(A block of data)

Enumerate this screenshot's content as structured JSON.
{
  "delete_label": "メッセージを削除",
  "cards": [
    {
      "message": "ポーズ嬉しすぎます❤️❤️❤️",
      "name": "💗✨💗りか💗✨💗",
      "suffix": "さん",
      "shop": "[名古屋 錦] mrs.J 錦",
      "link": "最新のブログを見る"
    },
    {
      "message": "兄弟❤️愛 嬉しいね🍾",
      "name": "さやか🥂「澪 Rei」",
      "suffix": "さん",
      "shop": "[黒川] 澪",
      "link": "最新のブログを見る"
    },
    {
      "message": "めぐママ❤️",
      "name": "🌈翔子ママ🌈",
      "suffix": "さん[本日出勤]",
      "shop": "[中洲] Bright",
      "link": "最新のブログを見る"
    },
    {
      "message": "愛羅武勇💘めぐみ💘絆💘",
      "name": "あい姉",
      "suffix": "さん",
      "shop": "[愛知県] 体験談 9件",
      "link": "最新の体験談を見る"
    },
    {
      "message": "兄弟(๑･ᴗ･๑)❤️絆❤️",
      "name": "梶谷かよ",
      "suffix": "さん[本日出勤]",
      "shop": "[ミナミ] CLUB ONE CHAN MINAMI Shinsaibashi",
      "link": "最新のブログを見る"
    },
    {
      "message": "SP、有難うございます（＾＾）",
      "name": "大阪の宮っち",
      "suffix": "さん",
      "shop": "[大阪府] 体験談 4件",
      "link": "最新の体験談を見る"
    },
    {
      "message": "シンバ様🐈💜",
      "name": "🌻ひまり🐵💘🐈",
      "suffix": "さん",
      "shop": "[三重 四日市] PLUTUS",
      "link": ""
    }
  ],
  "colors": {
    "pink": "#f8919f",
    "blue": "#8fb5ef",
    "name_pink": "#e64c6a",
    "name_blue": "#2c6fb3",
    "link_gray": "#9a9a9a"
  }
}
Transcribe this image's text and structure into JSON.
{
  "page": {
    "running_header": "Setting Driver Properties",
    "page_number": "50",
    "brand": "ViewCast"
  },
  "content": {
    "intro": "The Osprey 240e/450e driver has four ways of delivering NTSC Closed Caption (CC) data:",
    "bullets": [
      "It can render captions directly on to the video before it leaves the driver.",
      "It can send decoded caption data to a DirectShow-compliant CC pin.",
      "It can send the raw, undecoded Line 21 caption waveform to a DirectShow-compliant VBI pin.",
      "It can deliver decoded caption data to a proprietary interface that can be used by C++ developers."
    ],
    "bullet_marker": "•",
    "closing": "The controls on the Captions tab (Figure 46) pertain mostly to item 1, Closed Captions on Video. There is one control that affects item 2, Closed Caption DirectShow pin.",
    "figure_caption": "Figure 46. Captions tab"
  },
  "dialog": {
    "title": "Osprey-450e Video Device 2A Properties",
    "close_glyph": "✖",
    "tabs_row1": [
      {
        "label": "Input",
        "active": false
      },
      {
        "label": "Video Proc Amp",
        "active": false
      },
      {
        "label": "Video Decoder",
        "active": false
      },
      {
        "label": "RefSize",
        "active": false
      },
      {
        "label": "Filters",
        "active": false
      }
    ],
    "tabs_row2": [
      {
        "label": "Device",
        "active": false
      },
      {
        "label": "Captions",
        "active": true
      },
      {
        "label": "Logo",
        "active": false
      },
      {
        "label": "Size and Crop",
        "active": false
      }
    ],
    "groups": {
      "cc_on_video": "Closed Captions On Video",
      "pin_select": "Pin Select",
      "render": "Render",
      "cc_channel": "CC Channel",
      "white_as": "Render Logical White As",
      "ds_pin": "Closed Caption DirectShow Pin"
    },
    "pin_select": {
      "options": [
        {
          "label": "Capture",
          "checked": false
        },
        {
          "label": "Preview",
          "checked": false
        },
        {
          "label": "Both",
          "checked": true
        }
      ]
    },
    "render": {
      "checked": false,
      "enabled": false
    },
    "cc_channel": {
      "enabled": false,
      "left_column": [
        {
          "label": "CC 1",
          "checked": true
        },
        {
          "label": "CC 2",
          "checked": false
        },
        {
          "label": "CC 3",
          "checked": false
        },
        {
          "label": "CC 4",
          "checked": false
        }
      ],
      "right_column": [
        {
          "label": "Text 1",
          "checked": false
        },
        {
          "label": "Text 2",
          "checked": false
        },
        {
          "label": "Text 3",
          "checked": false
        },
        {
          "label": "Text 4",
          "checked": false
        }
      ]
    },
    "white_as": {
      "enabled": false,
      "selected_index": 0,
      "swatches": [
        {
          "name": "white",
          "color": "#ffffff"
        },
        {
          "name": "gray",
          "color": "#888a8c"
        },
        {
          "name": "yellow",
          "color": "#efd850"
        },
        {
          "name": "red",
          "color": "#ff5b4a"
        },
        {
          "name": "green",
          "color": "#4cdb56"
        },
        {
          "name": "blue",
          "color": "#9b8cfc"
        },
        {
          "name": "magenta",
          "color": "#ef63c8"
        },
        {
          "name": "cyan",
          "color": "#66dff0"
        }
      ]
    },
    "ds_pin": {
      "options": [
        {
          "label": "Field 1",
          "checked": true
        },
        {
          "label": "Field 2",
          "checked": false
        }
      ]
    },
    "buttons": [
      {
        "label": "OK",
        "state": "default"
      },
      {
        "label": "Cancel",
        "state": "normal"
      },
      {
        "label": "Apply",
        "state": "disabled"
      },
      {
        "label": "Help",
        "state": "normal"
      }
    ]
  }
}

§ Short task
Gather each line from the entries above that includes the word "Properties".

§ Task result
    "running_header": "Setting Driver Properties",
    "title": "Osprey-450e Video Device 2A Properties",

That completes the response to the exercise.